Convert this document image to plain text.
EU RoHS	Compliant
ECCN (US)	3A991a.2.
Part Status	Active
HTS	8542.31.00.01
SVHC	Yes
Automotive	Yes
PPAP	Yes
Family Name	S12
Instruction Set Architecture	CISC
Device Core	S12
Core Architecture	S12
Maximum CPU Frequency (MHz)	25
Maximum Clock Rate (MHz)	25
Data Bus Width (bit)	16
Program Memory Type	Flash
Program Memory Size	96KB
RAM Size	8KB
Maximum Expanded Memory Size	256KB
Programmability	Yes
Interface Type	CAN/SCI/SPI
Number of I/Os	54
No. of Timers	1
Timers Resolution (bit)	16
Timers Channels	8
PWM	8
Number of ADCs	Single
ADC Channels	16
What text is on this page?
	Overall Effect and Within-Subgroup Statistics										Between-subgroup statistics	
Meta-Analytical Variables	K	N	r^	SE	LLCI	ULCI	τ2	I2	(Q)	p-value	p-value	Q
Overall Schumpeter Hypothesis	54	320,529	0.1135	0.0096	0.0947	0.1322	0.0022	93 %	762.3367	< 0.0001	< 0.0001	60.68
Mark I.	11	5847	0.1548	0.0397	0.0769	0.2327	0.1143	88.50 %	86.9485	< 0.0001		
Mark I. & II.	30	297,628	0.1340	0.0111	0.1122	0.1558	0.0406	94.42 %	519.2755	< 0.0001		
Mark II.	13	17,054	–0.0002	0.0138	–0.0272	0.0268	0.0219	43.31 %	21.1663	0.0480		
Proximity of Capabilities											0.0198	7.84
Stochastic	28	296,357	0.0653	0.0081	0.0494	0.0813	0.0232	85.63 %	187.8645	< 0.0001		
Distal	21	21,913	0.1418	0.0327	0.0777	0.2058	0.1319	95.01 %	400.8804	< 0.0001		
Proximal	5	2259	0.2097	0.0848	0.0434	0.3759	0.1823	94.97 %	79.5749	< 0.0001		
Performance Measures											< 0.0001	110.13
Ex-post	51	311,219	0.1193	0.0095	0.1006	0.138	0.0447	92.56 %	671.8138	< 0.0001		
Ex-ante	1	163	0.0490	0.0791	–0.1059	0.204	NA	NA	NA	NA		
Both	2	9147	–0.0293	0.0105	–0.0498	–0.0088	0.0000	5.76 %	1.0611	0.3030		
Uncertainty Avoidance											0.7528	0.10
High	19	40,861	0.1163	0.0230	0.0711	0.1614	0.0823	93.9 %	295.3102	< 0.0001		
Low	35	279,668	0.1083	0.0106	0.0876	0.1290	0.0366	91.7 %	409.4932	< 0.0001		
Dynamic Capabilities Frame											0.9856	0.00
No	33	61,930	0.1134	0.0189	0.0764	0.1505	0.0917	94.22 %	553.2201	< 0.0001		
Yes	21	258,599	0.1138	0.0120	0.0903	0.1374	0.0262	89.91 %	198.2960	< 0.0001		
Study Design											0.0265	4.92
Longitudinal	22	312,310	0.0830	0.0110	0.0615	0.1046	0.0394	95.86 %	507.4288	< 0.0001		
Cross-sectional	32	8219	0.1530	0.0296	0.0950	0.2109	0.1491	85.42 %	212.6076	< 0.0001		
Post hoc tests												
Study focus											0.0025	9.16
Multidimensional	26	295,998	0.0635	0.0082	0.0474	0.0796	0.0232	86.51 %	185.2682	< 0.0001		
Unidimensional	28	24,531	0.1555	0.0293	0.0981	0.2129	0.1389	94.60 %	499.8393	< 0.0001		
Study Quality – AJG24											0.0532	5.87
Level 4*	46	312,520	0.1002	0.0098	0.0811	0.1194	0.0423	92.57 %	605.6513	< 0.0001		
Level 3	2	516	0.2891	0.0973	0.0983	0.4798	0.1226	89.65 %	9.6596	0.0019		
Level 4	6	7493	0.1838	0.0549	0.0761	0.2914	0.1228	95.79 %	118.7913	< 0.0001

★ ★ ★ ★

**What the exercise asks**
Please repeat the listing exactly, with nothing left out.

**Output of the exercise**
Convert this document image to plain text.
EU RoHS	Compliant
ECCN (US)	3A991a.2.
Part Status	Active
HTS	8542.31.00.01
SVHC	Yes
Automotive	Yes
PPAP	Yes
Family Name	S12
Instruction Set Architecture	CISC
Device Core	S12
Core Architecture	S12
Maximum CPU Frequency (MHz)	25
Maximum Clock Rate (MHz)	25
Data Bus Width (bit)	16
Program Memory Type	Flash
Program Memory Size	96KB
RAM Size	8KB
Maximum Expanded Memory Size	256KB
Programmability	Yes
Interface Type	CAN/SCI/SPI
Number of I/Os	54
No. of Timers	1
Timers Resolution (bit)	16
Timers Channels	8
PWM	8
Number of ADCs	Single
ADC Channels	16
What text is on this page?
	Overall Effect and Within-Subgroup Statistics										Between-subgroup statistics	
Meta-Analytical Variables	K	N	r^	SE	LLCI	ULCI	τ2	I2	(Q)	p-value	p-value	Q
Overall Schumpeter Hypothesis	54	320,529	0.1135	0.0096	0.0947	0.1322	0.0022	93 %	762.3367	< 0.0001	< 0.0001	60.68
Mark I.	11	5847	0.1548	0.0397	0.0769	0.2327	0.1143	88.50 %	86.9485	< 0.0001		
Mark I. & II.	30	297,628	0.1340	0.0111	0.1122	0.1558	0.0406	94.42 %	519.2755	< 0.0001		
Mark II.	13	17,054	–0.0002	0.0138	–0.0272	0.0268	0.0219	43.31 %	21.1663	0.0480		
Proximity of Capabilities											0.0198	7.84
Stochastic	28	296,357	0.0653	0.0081	0.0494	0.0813	0.0232	85.63 %	187.8645	< 0.0001		
Distal	21	21,913	0.1418	0.0327	0.0777	0.2058	0.1319	95.01 %	400.8804	< 0.0001		
Proximal	5	2259	0.2097	0.0848	0.0434	0.3759	0.1823	94.97 %	79.5749	< 0.0001		
Performance Measures											< 0.0001	110.13
Ex-post	51	311,219	0.1193	0.0095	0.1006	0.138	0.0447	92.56 %	671.8138	< 0.0001		
Ex-ante	1	163	0.0490	0.0791	–0.1059	0.204	NA	NA	NA	NA		
Both	2	9147	–0.0293	0.0105	–0.0498	–0.0088	0.0000	5.76 %	1.0611	0.3030		
Uncertainty Avoidance											0.7528	0.10
High	19	40,861	0.1163	0.0230	0.0711	0.1614	0.0823	93.9 %	295.3102	< 0.0001		
Low	35	279,668	0.1083	0.0106	0.0876	0.1290	0.0366	91.7 %	409.4932	< 0.0001		
Dynamic Capabilities Frame											0.9856	0.00
No	33	61,930	0.1134	0.0189	0.0764	0.1505	0.0917	94.22 %	553.2201	< 0.0001		
Yes	21	258,599	0.1138	0.0120	0.0903	0.1374	0.0262	89.91 %	198.2960	< 0.0001		
Study Design											0.0265	4.92
Longitudinal	22	312,310	0.0830	0.0110	0.0615	0.1046	0.0394	95.86 %	507.4288	< 0.0001		
Cross-sectional	32	8219	0.1530	0.0296	0.0950	0.2109	0.1491	85.42 %	212.6076	< 0.0001		
Post hoc tests												
Study focus											0.0025	9.16
Multidimensional	26	295,998	0.0635	0.0082	0.0474	0.0796	0.0232	86.51 %	185.2682	< 0.0001		
Unidimensional	28	24,531	0.1555	0.0293	0.0981	0.2129	0.1389	94.60 %	499.8393	< 0.0001		
Study Quality – AJG24											0.0532	5.87
Level 4*	46	312,520	0.1002	0.0098	0.0811	0.1194	0.0423	92.57 %	605.6513	< 0.0001		
Level 3	2	516	0.2891	0.0973	0.0983	0.4798	0.1226	89.65 %	9.6596	0.0019		
Level 4	6	7493	0.1838	0.0549	0.0761	0.2914	0.1228	95.79 %	118.7913	< 0.0001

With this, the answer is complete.